# REQUIRED TASKS
1. For the forum thread on curing and smoking bacon, decide whether each statement agrees with it: (a) the bacon was smoked with applewood for 9 hours using the AMS; (b) the slicer was new; (c) the AMS ran for 13 hours on a single load of dust. Answer yes or no for each, and quote the words from the thread that settle it.
2. Write the next part of the forum thread on curing and smoking bacon, picking up after its final post.

>> Start EXTRACTED TEXT

# Maple and sugar cure and some pepper bacon



## scarbelly (Aug 16, 2010)

Finally after a month of trying my local market got in some belly for me

Started curing two weeks ago. Did not plan to go this long but we had unexpected company last week . Two pieces were cured with some Maple and brown sugar cure I got from Todd Johnson and two were cured with black pepper and tenderquick. Had to soak them for about an hour due to the long cure to remove some of the saltiness

Got it into the smoker and used my AMS for 9 hours with some applewood

The Maple came out incredible - need to find out where Todd got the cure from it is great

Here they are just out of the soak








Here they are in the smoker with the AMS and applewood







Here is the pepper sliced and ready to bag in 1/2 # portions

The slicer was really giving me greif - gotta get a new one - this one is almost 20 years old







Here is the maple







Bagged and vac sealed


----------



## chefrob (Aug 16, 2010)

lookin good gary.........is that the larger AMS?


----------



## mballi3011 (Aug 16, 2010)

I know the feeling when you slice up a bunch of bacon. It just  makes you all warm inside and full after you eat all the trimmings in one of the biggest BLT's that I have seen in a long time. Now your bacon looks alot like mine and doesn't seem alittle leaner then store bought??? Then it taste 3-4 times better then store bought too. Doesn't it.


----------



## scarbelly (Aug 16, 2010)

chefrob said:


> lookin good gary.........is that the larger AMS?


Yes it is - this thing went for 13 hours on one load of dust


----------



## chefrob (Aug 16, 2010)

nice!


----------



## meateater (Aug 16, 2010)

Awesome, the bacons been rolling lately.


----------



## rdknb (Aug 16, 2010)

After seeing the bacon prices I need to smoke my own


----------



## scarbelly (Aug 16, 2010)

RdKnB said:


> After seeing the bacon prices I need to smoke my own


Let me know if I can help get you started - very simple


----------



## ak1 (Aug 16, 2010)

Do you find, that your own bacon, especially once it's smoked is much saltier than store bought?

Perhaps I didn't soak it long enough? Could that be an issue?

>> End EXTRACTED TEXT
>> Start DATASET EXTRACT

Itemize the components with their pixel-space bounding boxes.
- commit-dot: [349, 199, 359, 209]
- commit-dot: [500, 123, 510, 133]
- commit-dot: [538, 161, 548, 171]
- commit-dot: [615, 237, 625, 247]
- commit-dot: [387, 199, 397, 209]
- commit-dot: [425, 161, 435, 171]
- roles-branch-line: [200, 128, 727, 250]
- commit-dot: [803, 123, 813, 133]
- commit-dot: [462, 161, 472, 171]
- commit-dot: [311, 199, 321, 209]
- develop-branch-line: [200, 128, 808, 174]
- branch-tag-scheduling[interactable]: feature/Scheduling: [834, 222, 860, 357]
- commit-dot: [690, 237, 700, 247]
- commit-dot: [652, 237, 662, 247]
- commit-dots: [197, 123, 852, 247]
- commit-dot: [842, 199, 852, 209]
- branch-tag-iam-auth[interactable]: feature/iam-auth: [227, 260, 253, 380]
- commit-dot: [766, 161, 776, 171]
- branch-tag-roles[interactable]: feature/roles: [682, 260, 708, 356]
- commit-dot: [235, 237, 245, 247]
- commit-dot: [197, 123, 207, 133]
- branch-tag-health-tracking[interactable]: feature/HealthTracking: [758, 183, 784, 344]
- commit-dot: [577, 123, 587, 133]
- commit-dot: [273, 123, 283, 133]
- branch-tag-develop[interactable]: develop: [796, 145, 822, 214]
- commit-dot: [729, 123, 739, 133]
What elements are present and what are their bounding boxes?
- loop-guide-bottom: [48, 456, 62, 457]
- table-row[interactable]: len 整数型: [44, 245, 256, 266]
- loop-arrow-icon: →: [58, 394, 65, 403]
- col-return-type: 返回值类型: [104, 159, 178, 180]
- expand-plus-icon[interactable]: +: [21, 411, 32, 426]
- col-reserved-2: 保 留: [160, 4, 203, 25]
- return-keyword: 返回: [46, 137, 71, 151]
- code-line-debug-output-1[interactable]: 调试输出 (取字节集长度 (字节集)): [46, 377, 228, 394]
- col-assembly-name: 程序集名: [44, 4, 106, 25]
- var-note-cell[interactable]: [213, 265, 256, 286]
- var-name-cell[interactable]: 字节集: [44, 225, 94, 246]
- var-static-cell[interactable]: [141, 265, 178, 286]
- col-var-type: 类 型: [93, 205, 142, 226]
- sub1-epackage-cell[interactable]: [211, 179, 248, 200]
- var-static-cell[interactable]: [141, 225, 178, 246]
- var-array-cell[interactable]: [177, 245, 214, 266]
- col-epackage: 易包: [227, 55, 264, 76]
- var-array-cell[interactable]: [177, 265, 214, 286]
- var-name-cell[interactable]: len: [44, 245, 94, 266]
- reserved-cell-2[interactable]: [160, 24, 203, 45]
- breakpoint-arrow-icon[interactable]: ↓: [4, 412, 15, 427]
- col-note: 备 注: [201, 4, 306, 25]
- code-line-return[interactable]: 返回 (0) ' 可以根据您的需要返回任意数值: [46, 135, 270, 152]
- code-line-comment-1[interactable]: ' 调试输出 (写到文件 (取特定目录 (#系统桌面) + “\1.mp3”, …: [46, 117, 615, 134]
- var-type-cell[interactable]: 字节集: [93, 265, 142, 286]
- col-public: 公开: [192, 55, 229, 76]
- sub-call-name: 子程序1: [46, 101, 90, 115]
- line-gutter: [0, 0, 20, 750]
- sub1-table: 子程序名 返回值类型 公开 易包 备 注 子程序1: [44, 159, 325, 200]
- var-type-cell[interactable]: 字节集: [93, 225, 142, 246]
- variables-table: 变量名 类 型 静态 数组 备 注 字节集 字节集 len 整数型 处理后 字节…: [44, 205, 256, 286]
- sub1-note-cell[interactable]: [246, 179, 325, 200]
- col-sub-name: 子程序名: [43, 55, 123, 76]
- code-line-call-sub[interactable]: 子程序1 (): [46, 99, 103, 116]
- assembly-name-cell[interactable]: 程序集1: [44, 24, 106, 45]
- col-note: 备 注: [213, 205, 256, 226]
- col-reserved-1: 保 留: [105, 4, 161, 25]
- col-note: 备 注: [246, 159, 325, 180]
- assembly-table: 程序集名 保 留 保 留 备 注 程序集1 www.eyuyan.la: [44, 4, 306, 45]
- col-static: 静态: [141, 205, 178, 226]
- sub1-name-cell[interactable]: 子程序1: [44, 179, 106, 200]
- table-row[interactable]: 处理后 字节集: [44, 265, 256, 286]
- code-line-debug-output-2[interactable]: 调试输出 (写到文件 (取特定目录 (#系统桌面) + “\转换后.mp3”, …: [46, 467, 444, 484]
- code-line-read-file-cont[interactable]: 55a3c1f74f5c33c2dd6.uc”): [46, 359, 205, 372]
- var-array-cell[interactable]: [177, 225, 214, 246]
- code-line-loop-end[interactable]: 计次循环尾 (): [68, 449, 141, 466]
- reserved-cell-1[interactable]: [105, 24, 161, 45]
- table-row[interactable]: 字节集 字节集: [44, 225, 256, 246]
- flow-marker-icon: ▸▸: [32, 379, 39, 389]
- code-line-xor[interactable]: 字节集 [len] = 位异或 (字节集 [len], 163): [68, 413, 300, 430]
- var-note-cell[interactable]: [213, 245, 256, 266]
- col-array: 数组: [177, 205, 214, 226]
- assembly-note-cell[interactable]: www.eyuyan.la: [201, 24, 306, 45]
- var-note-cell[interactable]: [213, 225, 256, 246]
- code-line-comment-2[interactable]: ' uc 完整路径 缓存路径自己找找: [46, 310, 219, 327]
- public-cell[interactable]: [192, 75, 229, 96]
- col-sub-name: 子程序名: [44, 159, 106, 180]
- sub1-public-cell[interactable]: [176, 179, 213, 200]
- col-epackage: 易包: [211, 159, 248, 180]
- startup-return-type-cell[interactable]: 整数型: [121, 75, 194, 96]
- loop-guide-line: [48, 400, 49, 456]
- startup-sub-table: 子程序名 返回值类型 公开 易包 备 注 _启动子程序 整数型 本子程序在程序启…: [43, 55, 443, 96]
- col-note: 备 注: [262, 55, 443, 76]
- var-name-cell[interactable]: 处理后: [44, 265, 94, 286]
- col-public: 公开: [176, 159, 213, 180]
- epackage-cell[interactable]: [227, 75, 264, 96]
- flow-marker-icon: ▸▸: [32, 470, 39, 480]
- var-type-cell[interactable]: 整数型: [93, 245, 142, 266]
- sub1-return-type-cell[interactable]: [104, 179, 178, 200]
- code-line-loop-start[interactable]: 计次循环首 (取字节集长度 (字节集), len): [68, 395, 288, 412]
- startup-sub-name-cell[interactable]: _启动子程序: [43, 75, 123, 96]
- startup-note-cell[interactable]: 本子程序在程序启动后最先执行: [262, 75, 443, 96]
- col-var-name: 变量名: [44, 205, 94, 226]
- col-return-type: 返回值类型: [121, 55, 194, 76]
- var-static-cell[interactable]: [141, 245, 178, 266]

>> End DATASET EXTRACT

# RESPONSES IN ORDER
1.
(a) Yes: "used my AMS for 9 hours with some applewood"
(b) No: "this one is almost 20 years old"
(c) Yes: "this thing went for 13 hours on one load of dust"

2.
----------



## scarbelly (Aug 16, 2010)

It is important to do a fry test to check for saltiness - remember once it is cured you can let it sit in cold water safely.   Keep checking it unit you like the taste then dry it and let it sit in the fridge for 12 hours and do another fry test . Dont give up on bacon - once you nail it once you will be hooked - what kind of cure did you use?


----------



## meateater (Aug 16, 2010)

AK1 said:


> Do you find, that your own bacon, especially once it's smoked is much saltier than store bought?
> 
> Perhaps I didn't soak it long enough? Could that be an issue?


Yes soak and do the salt fry test, If salty soak some more in fresh water.


----------



## the dude abides (Aug 16, 2010)

Scar,

U the man.  If anyone is listening, I really wish I could nominate you for the OTBS (but since we can't anymore >:(  I've watched you, and chatted with you since you were pretty new to the site.  Since then, you've kicked ass, taken names, cranked out some awesome cooks, and have always been there to lend a helping hand when needed. 

Your smokes are awesome, and more than worthy of admission to the OTBS.  So is your attitude and helpfulness.  Let's hope someone is listening.

Oh, nice bacon.  LOL.  Thumbs up from this old hack.


----------



## scarbelly (Aug 17, 2010)

Thanks Jay - coming from a man that has been one of the most revered persons on this site this mean a lot to me - Just your recognition is enough for me - Again thank you for the kind words


----------



## chefrob (Aug 17, 2010)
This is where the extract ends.